* GIVEN TASK:
Take from the listing each line that has the string "Hand".

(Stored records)

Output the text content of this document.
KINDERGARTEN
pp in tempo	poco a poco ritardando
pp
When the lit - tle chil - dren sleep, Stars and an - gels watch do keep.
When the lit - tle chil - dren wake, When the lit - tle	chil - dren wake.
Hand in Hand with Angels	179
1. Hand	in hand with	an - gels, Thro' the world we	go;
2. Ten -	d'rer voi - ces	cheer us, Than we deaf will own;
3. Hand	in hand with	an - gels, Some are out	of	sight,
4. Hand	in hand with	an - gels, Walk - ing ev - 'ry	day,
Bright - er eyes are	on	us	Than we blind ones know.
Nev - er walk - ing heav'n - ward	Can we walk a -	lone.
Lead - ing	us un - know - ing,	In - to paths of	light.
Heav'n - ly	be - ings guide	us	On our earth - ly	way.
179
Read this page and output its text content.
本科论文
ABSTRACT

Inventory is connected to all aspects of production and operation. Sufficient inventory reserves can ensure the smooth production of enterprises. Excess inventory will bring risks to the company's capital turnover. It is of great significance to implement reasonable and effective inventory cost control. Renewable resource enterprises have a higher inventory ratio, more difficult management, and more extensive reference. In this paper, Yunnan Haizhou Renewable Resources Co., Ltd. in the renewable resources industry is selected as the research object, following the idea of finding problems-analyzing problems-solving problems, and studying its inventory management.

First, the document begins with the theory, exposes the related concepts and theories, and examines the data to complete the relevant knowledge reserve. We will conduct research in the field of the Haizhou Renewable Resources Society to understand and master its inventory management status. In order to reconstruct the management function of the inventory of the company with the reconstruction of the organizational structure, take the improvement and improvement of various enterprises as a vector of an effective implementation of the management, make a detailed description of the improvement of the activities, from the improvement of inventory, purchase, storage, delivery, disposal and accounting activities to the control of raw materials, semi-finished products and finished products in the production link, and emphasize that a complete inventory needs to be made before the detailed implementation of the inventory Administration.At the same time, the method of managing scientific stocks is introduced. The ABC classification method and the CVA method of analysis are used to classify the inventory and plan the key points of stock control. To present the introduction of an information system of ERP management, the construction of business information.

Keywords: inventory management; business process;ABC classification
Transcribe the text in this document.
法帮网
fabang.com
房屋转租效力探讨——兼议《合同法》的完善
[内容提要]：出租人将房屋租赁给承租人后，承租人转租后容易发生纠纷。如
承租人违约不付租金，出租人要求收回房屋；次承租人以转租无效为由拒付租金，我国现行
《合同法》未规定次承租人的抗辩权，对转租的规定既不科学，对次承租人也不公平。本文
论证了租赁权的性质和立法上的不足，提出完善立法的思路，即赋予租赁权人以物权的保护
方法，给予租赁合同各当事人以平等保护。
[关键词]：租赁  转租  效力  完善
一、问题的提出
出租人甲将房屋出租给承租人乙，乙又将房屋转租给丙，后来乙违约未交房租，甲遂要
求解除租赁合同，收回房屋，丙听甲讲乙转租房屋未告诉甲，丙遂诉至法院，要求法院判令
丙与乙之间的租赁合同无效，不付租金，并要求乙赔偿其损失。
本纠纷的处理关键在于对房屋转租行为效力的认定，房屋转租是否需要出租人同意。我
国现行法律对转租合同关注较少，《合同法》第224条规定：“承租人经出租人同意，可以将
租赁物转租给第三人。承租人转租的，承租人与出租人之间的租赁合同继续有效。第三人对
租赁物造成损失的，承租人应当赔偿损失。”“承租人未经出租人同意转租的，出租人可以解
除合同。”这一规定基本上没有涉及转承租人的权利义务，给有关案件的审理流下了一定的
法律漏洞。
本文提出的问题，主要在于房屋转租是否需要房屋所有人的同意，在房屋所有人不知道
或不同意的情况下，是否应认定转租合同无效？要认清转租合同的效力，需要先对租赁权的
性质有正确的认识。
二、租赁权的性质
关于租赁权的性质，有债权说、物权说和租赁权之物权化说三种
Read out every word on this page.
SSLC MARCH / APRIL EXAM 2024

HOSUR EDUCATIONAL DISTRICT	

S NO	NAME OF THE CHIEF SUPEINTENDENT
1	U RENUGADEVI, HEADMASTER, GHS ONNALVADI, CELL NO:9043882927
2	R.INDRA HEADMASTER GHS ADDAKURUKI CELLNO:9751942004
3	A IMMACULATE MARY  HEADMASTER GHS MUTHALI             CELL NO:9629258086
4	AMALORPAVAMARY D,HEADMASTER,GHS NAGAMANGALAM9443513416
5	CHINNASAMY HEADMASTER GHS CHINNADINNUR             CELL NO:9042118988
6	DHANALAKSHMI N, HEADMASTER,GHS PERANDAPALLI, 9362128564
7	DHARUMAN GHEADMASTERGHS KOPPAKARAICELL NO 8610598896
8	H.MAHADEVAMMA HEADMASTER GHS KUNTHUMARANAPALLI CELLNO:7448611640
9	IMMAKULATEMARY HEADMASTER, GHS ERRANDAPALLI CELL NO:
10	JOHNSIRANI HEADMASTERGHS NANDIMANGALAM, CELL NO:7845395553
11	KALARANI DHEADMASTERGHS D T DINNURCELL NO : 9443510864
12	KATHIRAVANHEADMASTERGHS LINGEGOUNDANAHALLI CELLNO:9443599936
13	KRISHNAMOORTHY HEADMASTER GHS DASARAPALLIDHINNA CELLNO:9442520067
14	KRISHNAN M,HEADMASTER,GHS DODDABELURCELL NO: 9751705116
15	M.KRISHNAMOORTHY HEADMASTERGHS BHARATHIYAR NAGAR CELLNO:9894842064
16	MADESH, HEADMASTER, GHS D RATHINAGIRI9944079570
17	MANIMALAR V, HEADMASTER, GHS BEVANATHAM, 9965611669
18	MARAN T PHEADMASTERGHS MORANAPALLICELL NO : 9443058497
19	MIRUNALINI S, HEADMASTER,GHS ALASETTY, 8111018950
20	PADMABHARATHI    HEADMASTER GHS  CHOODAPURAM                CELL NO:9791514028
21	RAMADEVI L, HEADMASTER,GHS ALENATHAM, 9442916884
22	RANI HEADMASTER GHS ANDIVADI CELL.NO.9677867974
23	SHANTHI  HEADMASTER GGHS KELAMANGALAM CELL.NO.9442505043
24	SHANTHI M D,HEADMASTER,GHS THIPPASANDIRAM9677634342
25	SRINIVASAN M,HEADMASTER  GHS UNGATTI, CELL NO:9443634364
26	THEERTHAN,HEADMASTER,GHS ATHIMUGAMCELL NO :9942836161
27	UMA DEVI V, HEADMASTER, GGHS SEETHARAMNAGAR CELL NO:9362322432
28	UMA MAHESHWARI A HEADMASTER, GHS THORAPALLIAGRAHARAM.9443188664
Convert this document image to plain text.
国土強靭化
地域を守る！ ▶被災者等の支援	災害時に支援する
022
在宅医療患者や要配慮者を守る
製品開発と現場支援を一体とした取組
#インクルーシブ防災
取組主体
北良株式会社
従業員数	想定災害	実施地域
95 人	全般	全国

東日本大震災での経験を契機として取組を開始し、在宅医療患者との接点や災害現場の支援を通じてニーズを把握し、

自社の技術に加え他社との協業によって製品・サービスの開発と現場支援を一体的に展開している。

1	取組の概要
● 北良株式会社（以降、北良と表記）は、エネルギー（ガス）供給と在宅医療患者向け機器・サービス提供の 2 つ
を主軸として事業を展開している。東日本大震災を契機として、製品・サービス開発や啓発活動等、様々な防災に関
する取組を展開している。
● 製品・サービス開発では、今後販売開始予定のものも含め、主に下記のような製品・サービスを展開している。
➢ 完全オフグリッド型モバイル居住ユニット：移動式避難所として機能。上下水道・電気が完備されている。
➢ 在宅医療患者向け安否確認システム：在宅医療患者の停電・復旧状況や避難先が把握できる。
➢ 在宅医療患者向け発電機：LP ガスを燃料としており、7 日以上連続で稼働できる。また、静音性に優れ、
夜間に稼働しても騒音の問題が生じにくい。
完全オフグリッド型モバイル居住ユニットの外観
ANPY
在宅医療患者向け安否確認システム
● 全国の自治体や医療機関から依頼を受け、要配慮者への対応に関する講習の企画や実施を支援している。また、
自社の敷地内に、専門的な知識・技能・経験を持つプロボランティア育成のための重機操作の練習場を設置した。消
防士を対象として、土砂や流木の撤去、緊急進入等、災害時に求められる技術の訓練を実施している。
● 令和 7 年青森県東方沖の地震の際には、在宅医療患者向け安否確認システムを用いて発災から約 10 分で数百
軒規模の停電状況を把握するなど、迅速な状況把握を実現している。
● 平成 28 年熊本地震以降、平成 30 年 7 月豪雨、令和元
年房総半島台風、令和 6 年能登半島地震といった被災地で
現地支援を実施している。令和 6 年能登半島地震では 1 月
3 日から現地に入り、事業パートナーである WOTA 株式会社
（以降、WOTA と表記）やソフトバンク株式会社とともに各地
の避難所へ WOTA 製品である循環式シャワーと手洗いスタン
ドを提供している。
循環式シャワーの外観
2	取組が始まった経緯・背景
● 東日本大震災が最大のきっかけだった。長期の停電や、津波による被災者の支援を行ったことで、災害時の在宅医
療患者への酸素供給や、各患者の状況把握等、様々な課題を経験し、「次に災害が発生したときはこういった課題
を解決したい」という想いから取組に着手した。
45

* WRITTEN SOLUTION:
Hand in Hand with Angels	179
1. Hand	in hand with	an - gels, Thro' the world we	go;
3. Hand	in hand with	an - gels, Some are out	of	sight,
4. Hand	in hand with	an - gels, Walk - ing ev - 'ry	day,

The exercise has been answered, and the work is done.